Requirements:
Each entry has to be copied exactly, with nothing missed.

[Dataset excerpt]
◆ ◆ ◆ ◆
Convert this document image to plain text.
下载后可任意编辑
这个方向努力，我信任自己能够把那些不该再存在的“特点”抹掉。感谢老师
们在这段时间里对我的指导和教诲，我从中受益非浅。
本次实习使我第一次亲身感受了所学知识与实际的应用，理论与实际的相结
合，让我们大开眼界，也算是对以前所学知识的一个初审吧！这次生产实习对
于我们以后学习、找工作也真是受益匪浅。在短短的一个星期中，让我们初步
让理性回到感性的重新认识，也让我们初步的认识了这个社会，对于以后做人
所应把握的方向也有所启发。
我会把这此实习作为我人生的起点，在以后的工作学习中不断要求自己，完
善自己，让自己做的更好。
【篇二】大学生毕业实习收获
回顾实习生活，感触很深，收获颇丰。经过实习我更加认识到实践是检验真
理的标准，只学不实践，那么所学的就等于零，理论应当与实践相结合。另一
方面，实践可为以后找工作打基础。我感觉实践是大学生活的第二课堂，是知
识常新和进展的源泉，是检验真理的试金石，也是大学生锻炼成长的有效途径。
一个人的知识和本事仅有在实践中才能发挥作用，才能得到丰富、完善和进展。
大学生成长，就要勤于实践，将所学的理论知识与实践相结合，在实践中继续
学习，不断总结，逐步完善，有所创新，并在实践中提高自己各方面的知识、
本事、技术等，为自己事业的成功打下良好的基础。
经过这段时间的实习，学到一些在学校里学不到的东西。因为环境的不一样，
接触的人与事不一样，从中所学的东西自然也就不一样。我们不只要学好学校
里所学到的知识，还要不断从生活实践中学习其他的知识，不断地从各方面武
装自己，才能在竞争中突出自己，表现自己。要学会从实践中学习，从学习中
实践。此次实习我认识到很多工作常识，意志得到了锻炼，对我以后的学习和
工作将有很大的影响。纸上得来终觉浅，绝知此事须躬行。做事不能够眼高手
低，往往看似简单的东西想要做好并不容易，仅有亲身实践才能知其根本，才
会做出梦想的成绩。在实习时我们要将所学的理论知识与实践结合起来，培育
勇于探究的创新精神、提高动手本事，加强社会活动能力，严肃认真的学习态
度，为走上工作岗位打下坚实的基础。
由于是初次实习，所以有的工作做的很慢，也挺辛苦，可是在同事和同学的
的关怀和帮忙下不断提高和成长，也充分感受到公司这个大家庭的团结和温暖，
◆ ◆ ◆ ◆
Exercise response:
Convert this document image to plain text.
下载后可任意编辑
这个方向努力，我信任自己能够把那些不该再存在的“特点”抹掉。感谢老师
们在这段时间里对我的指导和教诲，我从中受益非浅。
本次实习使我第一次亲身感受了所学知识与实际的应用，理论与实际的相结
合，让我们大开眼界，也算是对以前所学知识的一个初审吧！这次生产实习对
于我们以后学习、找工作也真是受益匪浅。在短短的一个星期中，让我们初步
让理性回到感性的重新认识，也让我们初步的认识了这个社会，对于以后做人
所应把握的方向也有所启发。
我会把这此实习作为我人生的起点，在以后的工作学习中不断要求自己，完
善自己，让自己做的更好。
【篇二】大学生毕业实习收获
回顾实习生活，感触很深，收获颇丰。经过实习我更加认识到实践是检验真
理的标准，只学不实践，那么所学的就等于零，理论应当与实践相结合。另一
方面，实践可为以后找工作打基础。我感觉实践是大学生活的第二课堂，是知
识常新和进展的源泉，是检验真理的试金石，也是大学生锻炼成长的有效途径。
一个人的知识和本事仅有在实践中才能发挥作用，才能得到丰富、完善和进展。
大学生成长，就要勤于实践，将所学的理论知识与实践相结合，在实践中继续
学习，不断总结，逐步完善，有所创新，并在实践中提高自己各方面的知识、
本事、技术等，为自己事业的成功打下良好的基础。
经过这段时间的实习，学到一些在学校里学不到的东西。因为环境的不一样，
接触的人与事不一样，从中所学的东西自然也就不一样。我们不只要学好学校
里所学到的知识，还要不断从生活实践中学习其他的知识，不断地从各方面武
装自己，才能在竞争中突出自己，表现自己。要学会从实践中学习，从学习中
实践。此次实习我认识到很多工作常识，意志得到了锻炼，对我以后的学习和
工作将有很大的影响。纸上得来终觉浅，绝知此事须躬行。做事不能够眼高手
低，往往看似简单的东西想要做好并不容易，仅有亲身实践才能知其根本，才
会做出梦想的成绩。在实习时我们要将所学的理论知识与实践结合起来，培育
勇于探究的创新精神、提高动手本事，加强社会活动能力，严肃认真的学习态
度，为走上工作岗位打下坚实的基础。
由于是初次实习，所以有的工作做的很慢，也挺辛苦，可是在同事和同学的
的关怀和帮忙下不断提高和成长，也充分感受到公司这个大家庭的团结和温暖，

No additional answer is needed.